— BEGIN EXTRACTED ENTRIES —
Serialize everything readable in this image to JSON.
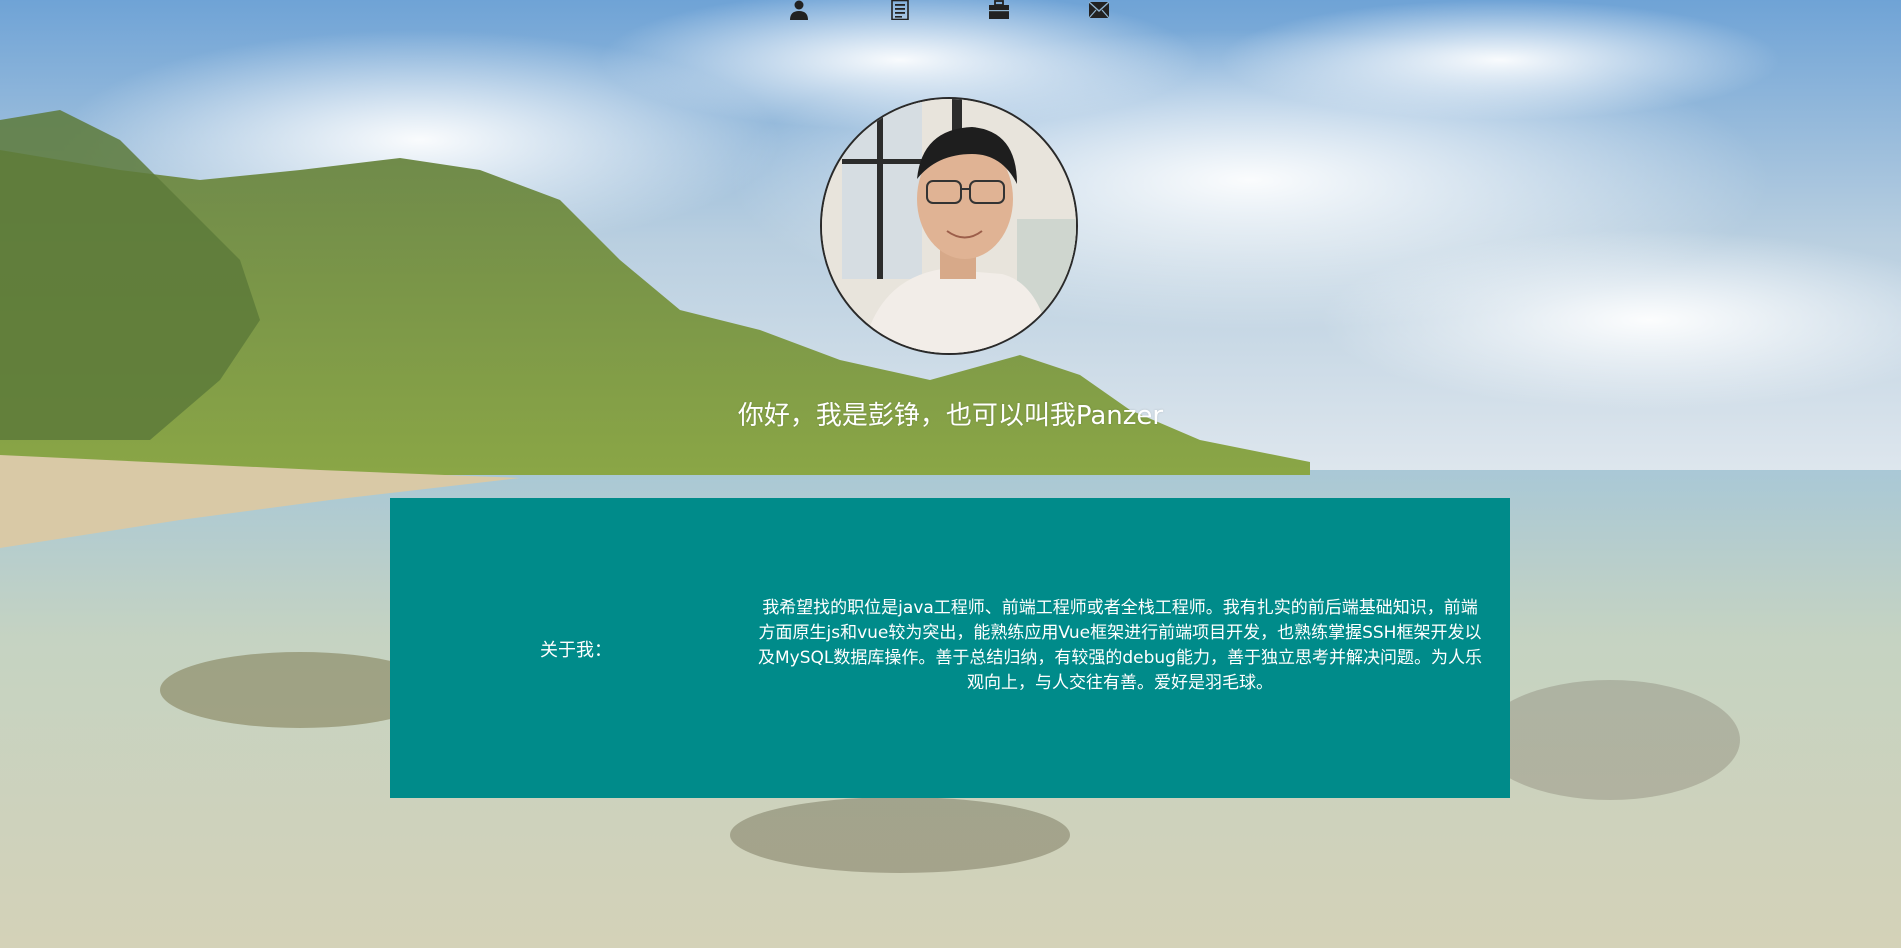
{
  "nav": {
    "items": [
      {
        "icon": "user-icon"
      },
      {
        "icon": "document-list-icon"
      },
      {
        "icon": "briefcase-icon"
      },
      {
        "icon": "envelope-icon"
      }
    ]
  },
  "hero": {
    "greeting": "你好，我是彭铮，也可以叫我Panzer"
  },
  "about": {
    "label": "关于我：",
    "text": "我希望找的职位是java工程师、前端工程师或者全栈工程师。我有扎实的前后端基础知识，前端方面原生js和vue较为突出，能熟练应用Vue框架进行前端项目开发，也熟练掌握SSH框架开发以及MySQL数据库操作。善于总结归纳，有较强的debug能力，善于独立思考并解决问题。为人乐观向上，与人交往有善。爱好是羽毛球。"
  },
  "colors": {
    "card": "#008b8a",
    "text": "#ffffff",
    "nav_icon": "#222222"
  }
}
— END EXTRACTED ENTRIES —
WHAT THE TASK ASKS: Reproduce every line exactly and omit all pictures.

THE SOLUTION:
Serialize everything readable in this image to JSON.
{
  "nav": {
    "items": [
      {
        "icon": "user-icon"
      },
      {
        "icon": "document-list-icon"
      },
      {
        "icon": "briefcase-icon"
      },
      {
        "icon": "envelope-icon"
      }
    ]
  },
  "hero": {
    "greeting": "你好，我是彭铮，也可以叫我Panzer"
  },
  "about": {
    "label": "关于我：",
    "text": "我希望找的职位是java工程师、前端工程师或者全栈工程师。我有扎实的前后端基础知识，前端方面原生js和vue较为突出，能熟练应用Vue框架进行前端项目开发，也熟练掌握SSH框架开发以及MySQL数据库操作。善于总结归纳，有较强的debug能力，善于独立思考并解决问题。为人乐观向上，与人交往有善。爱好是羽毛球。"
  },
  "colors": {
    "card": "#008b8a",
    "text": "#ffffff",
    "nav_icon": "#222222"
  }
}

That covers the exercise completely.